━━━━━ Source data ━━━━━

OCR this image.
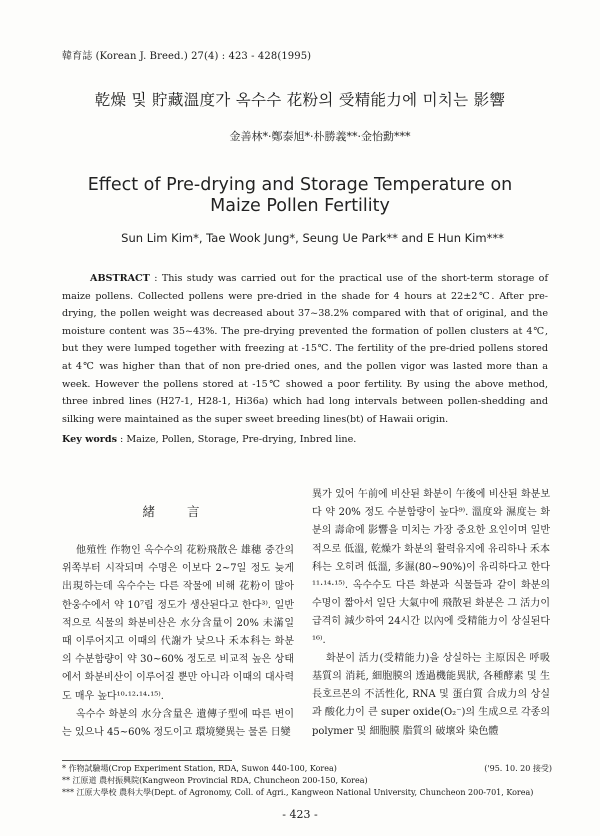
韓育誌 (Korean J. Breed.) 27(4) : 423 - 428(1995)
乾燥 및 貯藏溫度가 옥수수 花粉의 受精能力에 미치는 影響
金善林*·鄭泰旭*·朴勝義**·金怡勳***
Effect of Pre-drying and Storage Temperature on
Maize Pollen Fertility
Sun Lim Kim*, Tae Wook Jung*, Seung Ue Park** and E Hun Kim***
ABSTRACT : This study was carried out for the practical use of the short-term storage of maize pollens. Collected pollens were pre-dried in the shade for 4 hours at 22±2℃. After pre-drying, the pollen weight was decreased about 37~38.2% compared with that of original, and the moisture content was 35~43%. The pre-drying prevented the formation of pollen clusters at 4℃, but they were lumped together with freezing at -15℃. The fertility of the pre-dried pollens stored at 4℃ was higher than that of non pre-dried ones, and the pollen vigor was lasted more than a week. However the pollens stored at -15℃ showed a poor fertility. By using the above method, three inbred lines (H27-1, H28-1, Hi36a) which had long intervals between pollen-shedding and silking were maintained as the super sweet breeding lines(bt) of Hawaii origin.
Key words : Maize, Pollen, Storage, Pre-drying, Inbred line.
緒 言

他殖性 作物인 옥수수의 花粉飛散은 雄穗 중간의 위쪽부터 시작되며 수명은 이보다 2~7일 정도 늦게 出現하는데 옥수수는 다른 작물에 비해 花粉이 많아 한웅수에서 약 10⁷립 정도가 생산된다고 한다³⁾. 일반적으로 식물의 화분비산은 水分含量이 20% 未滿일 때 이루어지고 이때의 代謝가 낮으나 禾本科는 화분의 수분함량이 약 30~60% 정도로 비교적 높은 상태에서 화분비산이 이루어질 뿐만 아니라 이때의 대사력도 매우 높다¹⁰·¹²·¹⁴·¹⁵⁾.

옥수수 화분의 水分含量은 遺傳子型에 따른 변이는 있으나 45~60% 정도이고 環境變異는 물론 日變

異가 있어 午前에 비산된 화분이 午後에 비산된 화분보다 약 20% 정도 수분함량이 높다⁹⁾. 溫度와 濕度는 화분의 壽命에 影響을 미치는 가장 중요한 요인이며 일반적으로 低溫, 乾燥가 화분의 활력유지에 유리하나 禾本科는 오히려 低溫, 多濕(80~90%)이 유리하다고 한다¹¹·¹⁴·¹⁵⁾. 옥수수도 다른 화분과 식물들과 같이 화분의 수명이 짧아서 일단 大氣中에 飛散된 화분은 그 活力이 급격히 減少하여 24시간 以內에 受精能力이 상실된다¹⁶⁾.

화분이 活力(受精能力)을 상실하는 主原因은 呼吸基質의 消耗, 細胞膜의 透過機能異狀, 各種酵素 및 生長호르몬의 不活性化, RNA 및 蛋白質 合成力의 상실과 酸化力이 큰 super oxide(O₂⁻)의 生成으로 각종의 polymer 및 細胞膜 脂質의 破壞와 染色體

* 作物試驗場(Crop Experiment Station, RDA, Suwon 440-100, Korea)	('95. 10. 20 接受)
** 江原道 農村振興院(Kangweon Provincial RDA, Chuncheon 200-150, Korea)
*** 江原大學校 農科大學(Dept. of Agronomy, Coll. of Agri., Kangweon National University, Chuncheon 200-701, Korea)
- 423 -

━━━━━

* **Task prompt**: Leave out the pictures and retype every line above exactly.

* **Solution**:
OCR this image.
韓育誌 (Korean J. Breed.) 27(4) : 423 - 428(1995)
乾燥 및 貯藏溫度가 옥수수 花粉의 受精能力에 미치는 影響
金善林*·鄭泰旭*·朴勝義**·金怡勳***
Effect of Pre-drying and Storage Temperature on
Maize Pollen Fertility
Sun Lim Kim*, Tae Wook Jung*, Seung Ue Park** and E Hun Kim***
ABSTRACT : This study was carried out for the practical use of the short-term storage of maize pollens. Collected pollens were pre-dried in the shade for 4 hours at 22±2℃. After pre-drying, the pollen weight was decreased about 37~38.2% compared with that of original, and the moisture content was 35~43%. The pre-drying prevented the formation of pollen clusters at 4℃, but they were lumped together with freezing at -15℃. The fertility of the pre-dried pollens stored at 4℃ was higher than that of non pre-dried ones, and the pollen vigor was lasted more than a week. However the pollens stored at -15℃ showed a poor fertility. By using the above method, three inbred lines (H27-1, H28-1, Hi36a) which had long intervals between pollen-shedding and silking were maintained as the super sweet breeding lines(bt) of Hawaii origin.
Key words : Maize, Pollen, Storage, Pre-drying, Inbred line.
緒 言

他殖性 作物인 옥수수의 花粉飛散은 雄穗 중간의 위쪽부터 시작되며 수명은 이보다 2~7일 정도 늦게 出現하는데 옥수수는 다른 작물에 비해 花粉이 많아 한웅수에서 약 10⁷립 정도가 생산된다고 한다³⁾. 일반적으로 식물의 화분비산은 水分含量이 20% 未滿일 때 이루어지고 이때의 代謝가 낮으나 禾本科는 화분의 수분함량이 약 30~60% 정도로 비교적 높은 상태에서 화분비산이 이루어질 뿐만 아니라 이때의 대사력도 매우 높다¹⁰·¹²·¹⁴·¹⁵⁾.

옥수수 화분의 水分含量은 遺傳子型에 따른 변이는 있으나 45~60% 정도이고 環境變異는 물론 日變

異가 있어 午前에 비산된 화분이 午後에 비산된 화분보다 약 20% 정도 수분함량이 높다⁹⁾. 溫度와 濕度는 화분의 壽命에 影響을 미치는 가장 중요한 요인이며 일반적으로 低溫, 乾燥가 화분의 활력유지에 유리하나 禾本科는 오히려 低溫, 多濕(80~90%)이 유리하다고 한다¹¹·¹⁴·¹⁵⁾. 옥수수도 다른 화분과 식물들과 같이 화분의 수명이 짧아서 일단 大氣中에 飛散된 화분은 그 活力이 급격히 減少하여 24시간 以內에 受精能力이 상실된다¹⁶⁾.

화분이 活力(受精能力)을 상실하는 主原因은 呼吸基質의 消耗, 細胞膜의 透過機能異狀, 各種酵素 및 生長호르몬의 不活性化, RNA 및 蛋白質 合成力의 상실과 酸化力이 큰 super oxide(O₂⁻)의 生成으로 각종의 polymer 및 細胞膜 脂質의 破壞와 染色體

* 作物試驗場(Crop Experiment Station, RDA, Suwon 440-100, Korea)	('95. 10. 20 接受)
** 江原道 農村振興院(Kangweon Provincial RDA, Chuncheon 200-150, Korea)
*** 江原大學校 農科大學(Dept. of Agronomy, Coll. of Agri., Kangweon National University, Chuncheon 200-701, Korea)
- 423 -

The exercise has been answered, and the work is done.